== EXERCISE DETAILS ==
Copy every line, leaving nothing out and adding nothing.

=== DATA ENTRIES ===

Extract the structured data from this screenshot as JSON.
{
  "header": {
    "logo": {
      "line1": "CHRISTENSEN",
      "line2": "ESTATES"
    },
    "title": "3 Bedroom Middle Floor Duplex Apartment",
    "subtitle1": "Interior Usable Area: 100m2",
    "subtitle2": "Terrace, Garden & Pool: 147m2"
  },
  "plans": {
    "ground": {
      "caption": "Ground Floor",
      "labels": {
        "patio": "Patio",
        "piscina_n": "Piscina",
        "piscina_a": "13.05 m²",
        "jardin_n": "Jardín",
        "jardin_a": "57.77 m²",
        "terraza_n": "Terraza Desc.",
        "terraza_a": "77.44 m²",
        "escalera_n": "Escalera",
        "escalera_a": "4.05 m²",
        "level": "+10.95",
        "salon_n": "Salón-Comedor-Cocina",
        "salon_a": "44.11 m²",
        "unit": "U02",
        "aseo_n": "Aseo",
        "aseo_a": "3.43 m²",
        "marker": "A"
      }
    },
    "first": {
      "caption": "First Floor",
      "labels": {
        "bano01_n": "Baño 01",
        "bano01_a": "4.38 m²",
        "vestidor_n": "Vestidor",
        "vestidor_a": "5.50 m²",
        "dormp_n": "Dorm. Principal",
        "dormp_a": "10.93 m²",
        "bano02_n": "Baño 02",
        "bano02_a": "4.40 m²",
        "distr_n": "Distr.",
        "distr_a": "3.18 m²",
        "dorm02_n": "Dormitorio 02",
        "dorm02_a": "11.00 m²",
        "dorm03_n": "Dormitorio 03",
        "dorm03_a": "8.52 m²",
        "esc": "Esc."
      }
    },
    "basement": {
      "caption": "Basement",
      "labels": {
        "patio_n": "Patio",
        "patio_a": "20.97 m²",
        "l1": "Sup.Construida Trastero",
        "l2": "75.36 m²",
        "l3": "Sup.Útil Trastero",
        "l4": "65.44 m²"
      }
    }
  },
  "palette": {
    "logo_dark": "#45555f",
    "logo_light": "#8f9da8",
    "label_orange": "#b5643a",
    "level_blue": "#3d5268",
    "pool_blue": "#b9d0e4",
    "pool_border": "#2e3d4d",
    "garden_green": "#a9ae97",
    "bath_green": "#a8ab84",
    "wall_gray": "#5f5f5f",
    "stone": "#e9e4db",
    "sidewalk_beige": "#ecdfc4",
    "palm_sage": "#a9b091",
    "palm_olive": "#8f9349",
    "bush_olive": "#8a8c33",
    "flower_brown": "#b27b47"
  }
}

===

== FINAL ANSWER ==
Extract the structured data from this screenshot as JSON.
{
  "header": {
    "logo": {
      "line1": "CHRISTENSEN",
      "line2": "ESTATES"
    },
    "title": "3 Bedroom Middle Floor Duplex Apartment",
    "subtitle1": "Interior Usable Area: 100m2",
    "subtitle2": "Terrace, Garden & Pool: 147m2"
  },
  "plans": {
    "ground": {
      "caption": "Ground Floor",
      "labels": {
        "patio": "Patio",
        "piscina_n": "Piscina",
        "piscina_a": "13.05 m²",
        "jardin_n": "Jardín",
        "jardin_a": "57.77 m²",
        "terraza_n": "Terraza Desc.",
        "terraza_a": "77.44 m²",
        "escalera_n": "Escalera",
        "escalera_a": "4.05 m²",
        "level": "+10.95",
        "salon_n": "Salón-Comedor-Cocina",
        "salon_a": "44.11 m²",
        "unit": "U02",
        "aseo_n": "Aseo",
        "aseo_a": "3.43 m²",
        "marker": "A"
      }
    },
    "first": {
      "caption": "First Floor",
      "labels": {
        "bano01_n": "Baño 01",
        "bano01_a": "4.38 m²",
        "vestidor_n": "Vestidor",
        "vestidor_a": "5.50 m²",
        "dormp_n": "Dorm. Principal",
        "dormp_a": "10.93 m²",
        "bano02_n": "Baño 02",
        "bano02_a": "4.40 m²",
        "distr_n": "Distr.",
        "distr_a": "3.18 m²",
        "dorm02_n": "Dormitorio 02",
        "dorm02_a": "11.00 m²",
        "dorm03_n": "Dormitorio 03",
        "dorm03_a": "8.52 m²",
        "esc": "Esc."
      }
    },
    "basement": {
      "caption": "Basement",
      "labels": {
        "patio_n": "Patio",
        "patio_a": "20.97 m²",
        "l1": "Sup.Construida Trastero",
        "l2": "75.36 m²",
        "l3": "Sup.Útil Trastero",
        "l4": "65.44 m²"
      }
    }
  },
  "palette": {
    "logo_dark": "#45555f",
    "logo_light": "#8f9da8",
    "label_orange": "#b5643a",
    "level_blue": "#3d5268",
    "pool_blue": "#b9d0e4",
    "pool_border": "#2e3d4d",
    "garden_green": "#a9ae97",
    "bath_green": "#a8ab84",
    "wall_gray": "#5f5f5f",
    "stone": "#e9e4db",
    "sidewalk_beige": "#ecdfc4",
    "palm_sage": "#a9b091",
    "palm_olive": "#8f9349",
    "bush_olive": "#8a8c33",
    "flower_brown": "#b27b47"
  }
}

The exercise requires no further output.